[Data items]

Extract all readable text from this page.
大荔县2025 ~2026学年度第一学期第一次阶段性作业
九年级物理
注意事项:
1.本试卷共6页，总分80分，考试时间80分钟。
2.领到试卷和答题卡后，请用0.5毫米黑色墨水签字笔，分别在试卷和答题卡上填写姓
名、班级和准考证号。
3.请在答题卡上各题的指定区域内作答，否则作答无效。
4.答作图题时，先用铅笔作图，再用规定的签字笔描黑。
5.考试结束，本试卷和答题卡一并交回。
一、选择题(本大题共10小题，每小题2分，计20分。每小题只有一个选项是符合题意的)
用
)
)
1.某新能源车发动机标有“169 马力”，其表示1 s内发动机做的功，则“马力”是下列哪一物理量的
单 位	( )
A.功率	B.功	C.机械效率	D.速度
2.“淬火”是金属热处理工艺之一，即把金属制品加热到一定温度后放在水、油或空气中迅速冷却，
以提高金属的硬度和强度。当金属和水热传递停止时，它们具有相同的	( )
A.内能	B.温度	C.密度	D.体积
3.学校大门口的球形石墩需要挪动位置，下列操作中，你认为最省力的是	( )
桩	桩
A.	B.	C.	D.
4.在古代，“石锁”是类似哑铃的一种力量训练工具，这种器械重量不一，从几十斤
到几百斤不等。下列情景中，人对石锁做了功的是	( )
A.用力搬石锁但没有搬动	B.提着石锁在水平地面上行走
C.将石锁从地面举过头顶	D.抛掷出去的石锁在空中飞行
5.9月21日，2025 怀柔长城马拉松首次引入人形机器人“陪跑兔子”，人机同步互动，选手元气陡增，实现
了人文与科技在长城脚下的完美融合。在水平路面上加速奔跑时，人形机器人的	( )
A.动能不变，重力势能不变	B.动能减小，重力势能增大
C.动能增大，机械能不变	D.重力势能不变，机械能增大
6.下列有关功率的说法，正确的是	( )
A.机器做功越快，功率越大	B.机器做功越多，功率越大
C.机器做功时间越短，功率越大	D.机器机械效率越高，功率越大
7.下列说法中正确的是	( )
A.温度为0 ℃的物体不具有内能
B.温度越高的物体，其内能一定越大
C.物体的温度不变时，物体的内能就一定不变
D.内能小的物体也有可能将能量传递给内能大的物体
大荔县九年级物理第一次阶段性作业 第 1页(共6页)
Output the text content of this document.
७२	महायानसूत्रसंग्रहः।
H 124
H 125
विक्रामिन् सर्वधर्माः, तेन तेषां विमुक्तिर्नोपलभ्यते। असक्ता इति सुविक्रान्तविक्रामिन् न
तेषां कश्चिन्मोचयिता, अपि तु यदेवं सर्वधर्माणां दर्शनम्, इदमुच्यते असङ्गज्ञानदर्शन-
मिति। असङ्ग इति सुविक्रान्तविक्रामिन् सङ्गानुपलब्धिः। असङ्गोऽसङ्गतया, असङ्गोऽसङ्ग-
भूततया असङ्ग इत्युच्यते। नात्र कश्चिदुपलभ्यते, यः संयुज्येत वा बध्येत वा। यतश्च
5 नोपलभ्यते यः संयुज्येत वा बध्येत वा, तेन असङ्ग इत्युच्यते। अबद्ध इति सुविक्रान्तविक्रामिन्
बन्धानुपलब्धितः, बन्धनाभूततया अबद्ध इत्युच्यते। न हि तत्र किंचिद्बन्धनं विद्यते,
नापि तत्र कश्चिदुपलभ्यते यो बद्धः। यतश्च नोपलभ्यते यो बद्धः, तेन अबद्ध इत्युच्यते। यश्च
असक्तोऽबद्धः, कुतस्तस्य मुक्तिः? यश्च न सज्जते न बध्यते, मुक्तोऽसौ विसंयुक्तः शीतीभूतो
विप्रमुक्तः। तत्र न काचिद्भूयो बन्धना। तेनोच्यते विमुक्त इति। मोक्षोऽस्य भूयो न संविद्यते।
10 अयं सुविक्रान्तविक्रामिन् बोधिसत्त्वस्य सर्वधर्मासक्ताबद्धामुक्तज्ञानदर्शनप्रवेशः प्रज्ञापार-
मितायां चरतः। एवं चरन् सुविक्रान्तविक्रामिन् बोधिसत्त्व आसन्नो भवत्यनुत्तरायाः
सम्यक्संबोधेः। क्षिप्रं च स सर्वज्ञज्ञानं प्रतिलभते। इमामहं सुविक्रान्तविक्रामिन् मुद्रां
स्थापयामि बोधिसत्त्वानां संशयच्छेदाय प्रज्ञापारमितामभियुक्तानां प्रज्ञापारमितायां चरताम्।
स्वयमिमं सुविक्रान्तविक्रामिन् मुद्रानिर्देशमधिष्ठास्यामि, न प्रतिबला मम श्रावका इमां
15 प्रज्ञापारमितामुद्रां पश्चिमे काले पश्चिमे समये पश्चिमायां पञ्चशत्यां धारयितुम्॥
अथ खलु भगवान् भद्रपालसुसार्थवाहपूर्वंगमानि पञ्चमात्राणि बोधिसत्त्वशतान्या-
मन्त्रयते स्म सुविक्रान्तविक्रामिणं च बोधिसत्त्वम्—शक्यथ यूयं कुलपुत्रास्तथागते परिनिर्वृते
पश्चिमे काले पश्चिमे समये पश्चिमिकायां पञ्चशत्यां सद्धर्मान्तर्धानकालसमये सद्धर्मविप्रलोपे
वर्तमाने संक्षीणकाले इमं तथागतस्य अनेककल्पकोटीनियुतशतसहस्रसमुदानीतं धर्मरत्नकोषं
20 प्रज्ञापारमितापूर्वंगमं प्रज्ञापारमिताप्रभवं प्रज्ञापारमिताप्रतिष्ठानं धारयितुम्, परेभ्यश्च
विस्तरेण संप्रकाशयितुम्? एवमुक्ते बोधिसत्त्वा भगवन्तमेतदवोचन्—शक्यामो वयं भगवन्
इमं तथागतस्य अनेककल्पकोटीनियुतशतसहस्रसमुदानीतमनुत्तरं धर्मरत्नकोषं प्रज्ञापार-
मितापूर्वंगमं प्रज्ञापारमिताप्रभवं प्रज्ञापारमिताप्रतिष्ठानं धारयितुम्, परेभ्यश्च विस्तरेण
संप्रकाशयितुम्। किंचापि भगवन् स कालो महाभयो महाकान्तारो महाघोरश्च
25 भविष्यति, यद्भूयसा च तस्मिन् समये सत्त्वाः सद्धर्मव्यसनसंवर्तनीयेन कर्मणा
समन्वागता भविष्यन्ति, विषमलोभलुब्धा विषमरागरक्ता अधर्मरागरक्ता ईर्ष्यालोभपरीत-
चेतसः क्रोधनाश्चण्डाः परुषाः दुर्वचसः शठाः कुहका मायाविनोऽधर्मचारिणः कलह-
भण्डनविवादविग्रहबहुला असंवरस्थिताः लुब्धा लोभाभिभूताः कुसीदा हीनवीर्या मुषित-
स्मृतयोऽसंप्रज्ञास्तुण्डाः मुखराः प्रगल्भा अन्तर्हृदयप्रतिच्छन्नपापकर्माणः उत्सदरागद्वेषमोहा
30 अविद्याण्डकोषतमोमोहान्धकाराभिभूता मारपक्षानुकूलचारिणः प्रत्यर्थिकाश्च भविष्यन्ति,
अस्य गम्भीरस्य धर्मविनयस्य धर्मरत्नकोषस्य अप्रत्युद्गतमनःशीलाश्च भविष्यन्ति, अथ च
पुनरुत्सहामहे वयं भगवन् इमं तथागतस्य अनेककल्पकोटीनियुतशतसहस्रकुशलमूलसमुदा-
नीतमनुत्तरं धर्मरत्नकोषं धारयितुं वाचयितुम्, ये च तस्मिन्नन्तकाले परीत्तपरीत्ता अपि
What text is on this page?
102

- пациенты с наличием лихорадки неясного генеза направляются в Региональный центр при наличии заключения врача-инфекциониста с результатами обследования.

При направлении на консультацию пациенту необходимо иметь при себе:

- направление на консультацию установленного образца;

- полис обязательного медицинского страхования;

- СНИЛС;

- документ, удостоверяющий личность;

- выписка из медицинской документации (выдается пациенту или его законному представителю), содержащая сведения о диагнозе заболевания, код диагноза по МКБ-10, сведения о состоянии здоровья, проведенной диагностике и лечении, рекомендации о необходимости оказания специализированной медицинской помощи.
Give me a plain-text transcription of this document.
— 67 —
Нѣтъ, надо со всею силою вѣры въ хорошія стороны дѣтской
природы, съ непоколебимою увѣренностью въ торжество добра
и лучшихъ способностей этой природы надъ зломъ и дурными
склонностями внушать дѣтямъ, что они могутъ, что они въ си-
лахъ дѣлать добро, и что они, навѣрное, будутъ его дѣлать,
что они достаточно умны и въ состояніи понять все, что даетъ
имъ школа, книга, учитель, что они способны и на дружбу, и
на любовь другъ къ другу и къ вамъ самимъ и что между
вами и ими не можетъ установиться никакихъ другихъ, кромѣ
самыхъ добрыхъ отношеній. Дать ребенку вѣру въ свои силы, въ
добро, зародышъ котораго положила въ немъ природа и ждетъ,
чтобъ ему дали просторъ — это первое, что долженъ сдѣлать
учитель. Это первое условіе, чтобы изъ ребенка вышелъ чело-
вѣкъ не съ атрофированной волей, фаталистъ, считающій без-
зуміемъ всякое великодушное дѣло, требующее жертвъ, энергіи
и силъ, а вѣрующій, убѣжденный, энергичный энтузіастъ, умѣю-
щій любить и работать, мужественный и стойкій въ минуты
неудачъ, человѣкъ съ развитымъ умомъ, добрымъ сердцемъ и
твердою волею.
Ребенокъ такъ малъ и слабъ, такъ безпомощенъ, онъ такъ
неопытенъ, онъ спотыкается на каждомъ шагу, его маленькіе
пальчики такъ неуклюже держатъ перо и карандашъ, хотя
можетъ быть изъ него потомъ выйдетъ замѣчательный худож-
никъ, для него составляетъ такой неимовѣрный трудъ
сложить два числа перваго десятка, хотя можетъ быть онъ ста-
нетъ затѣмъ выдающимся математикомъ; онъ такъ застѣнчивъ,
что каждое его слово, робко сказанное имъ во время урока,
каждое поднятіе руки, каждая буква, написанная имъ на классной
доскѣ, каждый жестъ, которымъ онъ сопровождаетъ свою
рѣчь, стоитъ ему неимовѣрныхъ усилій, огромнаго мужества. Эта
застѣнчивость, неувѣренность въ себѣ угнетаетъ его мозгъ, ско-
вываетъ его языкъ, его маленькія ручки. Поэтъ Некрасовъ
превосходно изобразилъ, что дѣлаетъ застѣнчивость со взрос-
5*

▶ [What you should do]: Copy all lines in the listing above where the string "можетъ" appears.

▶ [Correct result]:
вами и ими не можетъ установиться никакихъ другихъ, кромѣ
можетъ быть изъ него потомъ выйдетъ замѣчательный худож-
сложить два числа перваго десятка, хотя можетъ быть онъ ста-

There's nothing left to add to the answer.